— BEGIN Dataset excerpts —
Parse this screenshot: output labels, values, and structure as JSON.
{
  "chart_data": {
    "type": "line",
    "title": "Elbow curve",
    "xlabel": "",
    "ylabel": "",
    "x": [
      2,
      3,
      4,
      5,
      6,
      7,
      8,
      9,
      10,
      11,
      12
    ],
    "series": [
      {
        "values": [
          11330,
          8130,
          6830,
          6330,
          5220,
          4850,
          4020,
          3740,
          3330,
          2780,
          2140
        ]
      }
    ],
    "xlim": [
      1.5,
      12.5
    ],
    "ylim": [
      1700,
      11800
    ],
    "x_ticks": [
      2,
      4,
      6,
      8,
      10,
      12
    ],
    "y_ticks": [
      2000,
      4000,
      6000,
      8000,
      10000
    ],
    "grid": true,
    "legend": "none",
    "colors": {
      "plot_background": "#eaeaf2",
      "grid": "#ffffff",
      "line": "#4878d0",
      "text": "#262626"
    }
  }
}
— END Dataset excerpts —
Short exercise → Output every entry shown above, exactly.

Exercise response →
Parse this screenshot: output labels, values, and structure as JSON.
{
  "chart_data": {
    "type": "line",
    "title": "Elbow curve",
    "xlabel": "",
    "ylabel": "",
    "x": [
      2,
      3,
      4,
      5,
      6,
      7,
      8,
      9,
      10,
      11,
      12
    ],
    "series": [
      {
        "values": [
          11330,
          8130,
          6830,
          6330,
          5220,
          4850,
          4020,
          3740,
          3330,
          2780,
          2140
        ]
      }
    ],
    "xlim": [
      1.5,
      12.5
    ],
    "ylim": [
      1700,
      11800
    ],
    "x_ticks": [
      2,
      4,
      6,
      8,
      10,
      12
    ],
    "y_ticks": [
      2000,
      4000,
      6000,
      8000,
      10000
    ],
    "grid": true,
    "legend": "none",
    "colors": {
      "plot_background": "#eaeaf2",
      "grid": "#ffffff",
      "line": "#4878d0",
      "text": "#262626"
    }
  }
}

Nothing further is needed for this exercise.